§ Written request
Select all lines holding the word "Texts" from the entries that follow.

§ Task input
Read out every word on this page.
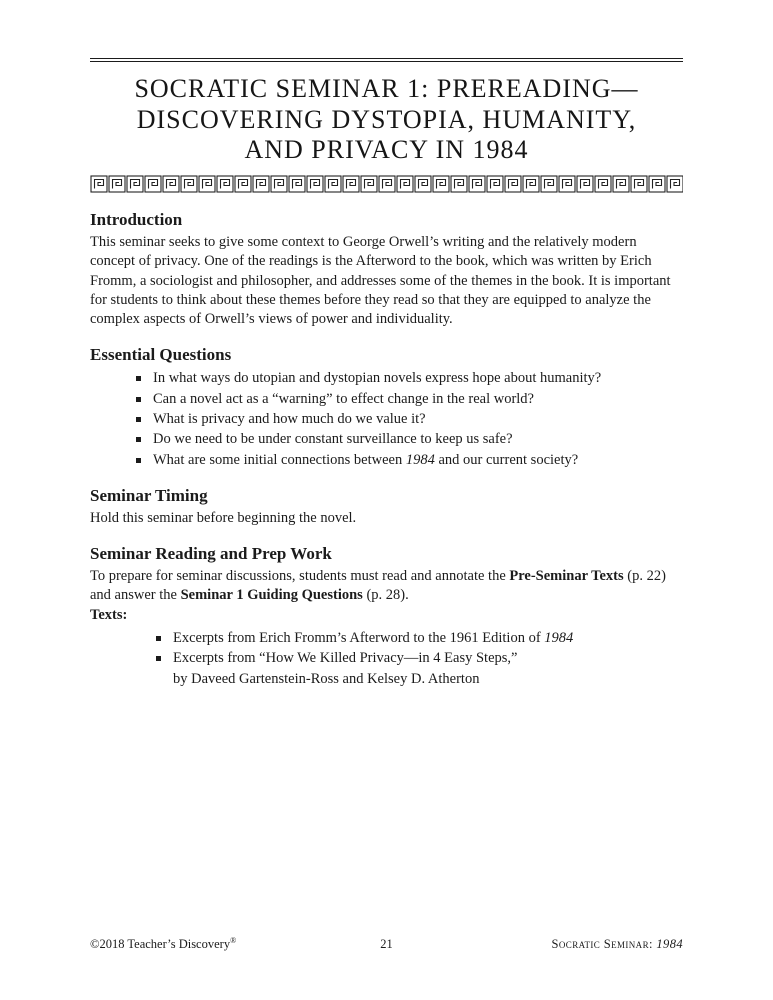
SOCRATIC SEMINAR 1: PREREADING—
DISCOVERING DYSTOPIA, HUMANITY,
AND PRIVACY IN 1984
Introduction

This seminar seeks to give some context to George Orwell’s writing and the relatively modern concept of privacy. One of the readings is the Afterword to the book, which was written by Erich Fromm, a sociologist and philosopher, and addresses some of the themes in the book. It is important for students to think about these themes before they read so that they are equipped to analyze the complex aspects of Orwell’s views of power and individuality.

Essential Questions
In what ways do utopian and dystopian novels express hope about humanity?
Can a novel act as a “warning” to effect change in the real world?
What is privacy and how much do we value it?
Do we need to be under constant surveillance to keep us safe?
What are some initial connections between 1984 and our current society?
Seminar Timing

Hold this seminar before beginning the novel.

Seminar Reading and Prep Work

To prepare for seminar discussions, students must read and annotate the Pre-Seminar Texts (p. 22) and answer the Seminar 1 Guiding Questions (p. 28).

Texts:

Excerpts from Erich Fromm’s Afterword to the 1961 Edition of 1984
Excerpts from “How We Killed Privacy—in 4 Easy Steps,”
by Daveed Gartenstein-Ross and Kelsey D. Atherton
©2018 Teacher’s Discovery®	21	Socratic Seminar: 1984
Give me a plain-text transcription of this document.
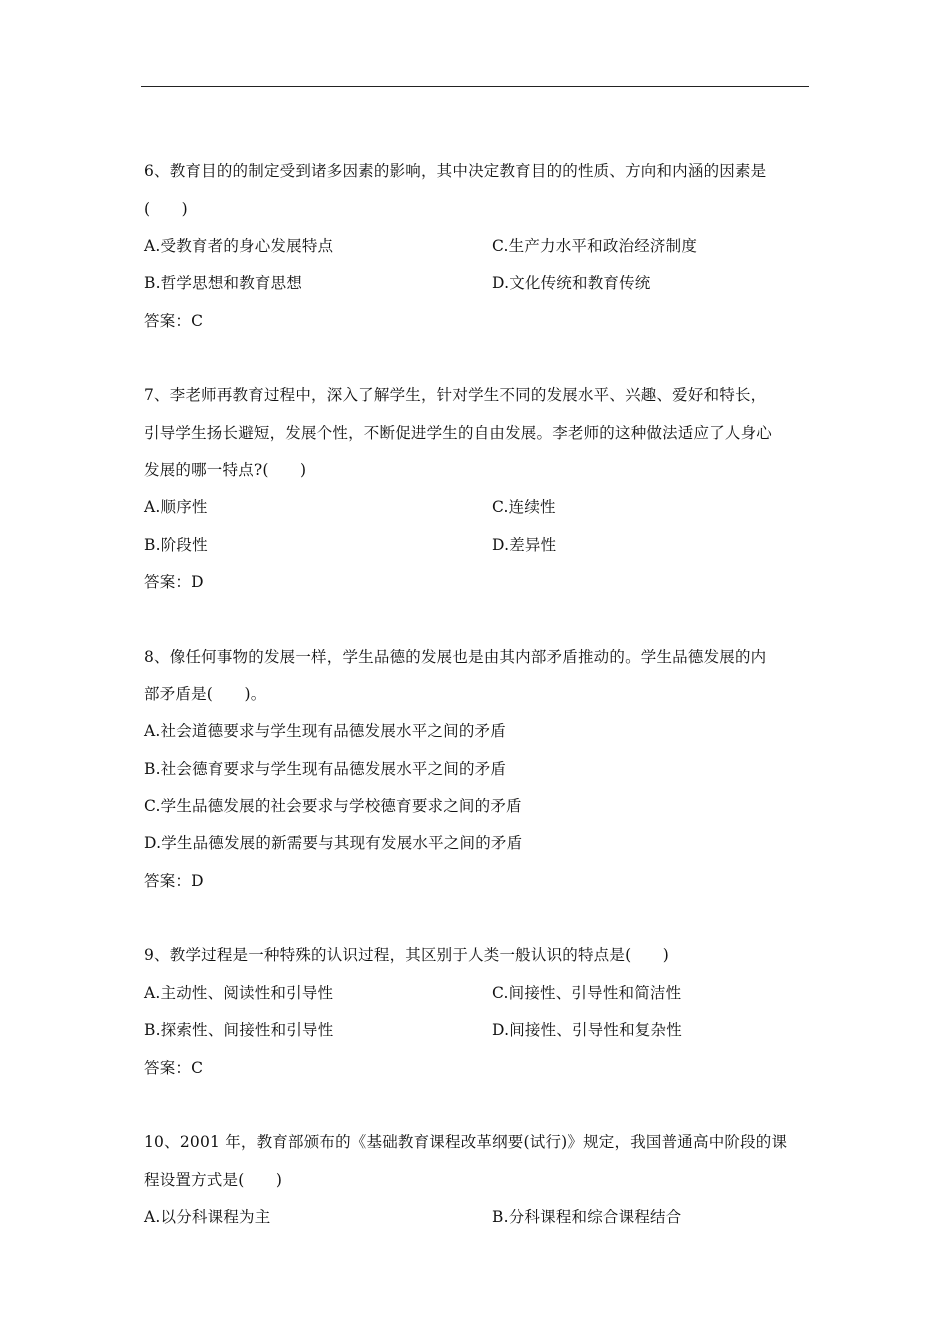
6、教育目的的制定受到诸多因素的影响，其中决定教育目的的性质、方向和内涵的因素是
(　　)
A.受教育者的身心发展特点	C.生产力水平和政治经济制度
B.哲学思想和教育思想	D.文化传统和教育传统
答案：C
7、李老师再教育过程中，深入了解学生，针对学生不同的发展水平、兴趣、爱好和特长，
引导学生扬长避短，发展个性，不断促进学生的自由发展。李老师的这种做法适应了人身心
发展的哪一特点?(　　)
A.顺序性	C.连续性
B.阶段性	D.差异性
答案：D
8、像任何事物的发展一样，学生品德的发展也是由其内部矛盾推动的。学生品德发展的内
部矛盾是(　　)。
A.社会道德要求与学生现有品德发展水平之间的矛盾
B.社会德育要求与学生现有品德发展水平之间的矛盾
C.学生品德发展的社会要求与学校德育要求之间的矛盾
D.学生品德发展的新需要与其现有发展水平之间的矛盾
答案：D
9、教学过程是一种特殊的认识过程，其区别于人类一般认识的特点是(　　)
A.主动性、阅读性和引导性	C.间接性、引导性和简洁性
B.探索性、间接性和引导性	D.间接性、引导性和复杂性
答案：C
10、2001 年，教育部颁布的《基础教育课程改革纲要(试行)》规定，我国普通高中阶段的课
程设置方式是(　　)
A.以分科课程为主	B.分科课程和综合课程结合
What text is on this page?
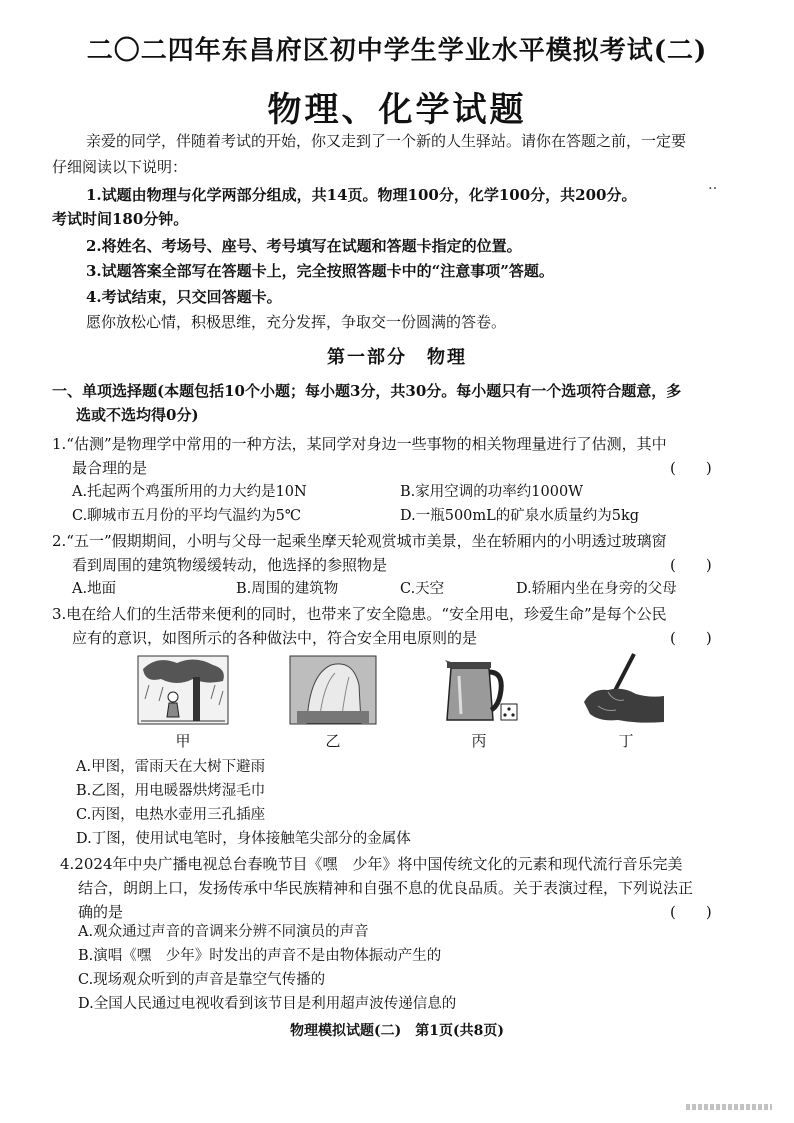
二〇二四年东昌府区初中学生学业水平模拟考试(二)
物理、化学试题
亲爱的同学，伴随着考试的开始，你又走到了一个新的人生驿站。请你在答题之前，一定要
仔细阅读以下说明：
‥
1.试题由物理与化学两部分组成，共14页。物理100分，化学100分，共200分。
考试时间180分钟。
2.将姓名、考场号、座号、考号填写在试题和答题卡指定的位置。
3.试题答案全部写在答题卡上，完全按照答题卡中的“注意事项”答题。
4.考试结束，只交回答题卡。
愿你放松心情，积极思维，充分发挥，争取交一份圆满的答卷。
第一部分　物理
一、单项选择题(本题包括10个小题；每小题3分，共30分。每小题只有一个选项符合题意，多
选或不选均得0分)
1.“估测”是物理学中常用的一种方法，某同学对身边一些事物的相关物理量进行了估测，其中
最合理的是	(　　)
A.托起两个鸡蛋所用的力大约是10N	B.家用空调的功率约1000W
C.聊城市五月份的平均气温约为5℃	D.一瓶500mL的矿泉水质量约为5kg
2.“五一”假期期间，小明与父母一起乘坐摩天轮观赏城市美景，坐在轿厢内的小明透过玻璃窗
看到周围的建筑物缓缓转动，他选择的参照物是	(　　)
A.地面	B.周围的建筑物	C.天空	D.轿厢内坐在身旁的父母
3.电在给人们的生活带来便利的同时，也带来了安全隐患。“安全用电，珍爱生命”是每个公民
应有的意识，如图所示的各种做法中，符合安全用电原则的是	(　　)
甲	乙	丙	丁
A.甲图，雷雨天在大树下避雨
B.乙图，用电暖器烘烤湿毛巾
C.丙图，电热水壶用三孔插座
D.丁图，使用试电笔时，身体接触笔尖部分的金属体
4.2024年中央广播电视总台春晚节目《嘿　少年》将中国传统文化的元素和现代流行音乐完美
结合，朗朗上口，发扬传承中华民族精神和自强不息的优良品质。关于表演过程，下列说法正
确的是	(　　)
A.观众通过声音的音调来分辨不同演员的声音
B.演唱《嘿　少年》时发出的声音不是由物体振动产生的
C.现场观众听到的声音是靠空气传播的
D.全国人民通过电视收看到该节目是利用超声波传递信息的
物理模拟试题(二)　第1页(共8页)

§ Completed task
To prepare for seminar discussions, students must read and annotate the Pre-Seminar Texts (p. 22) and answer the Seminar 1 Guiding Questions (p. 28).
Texts:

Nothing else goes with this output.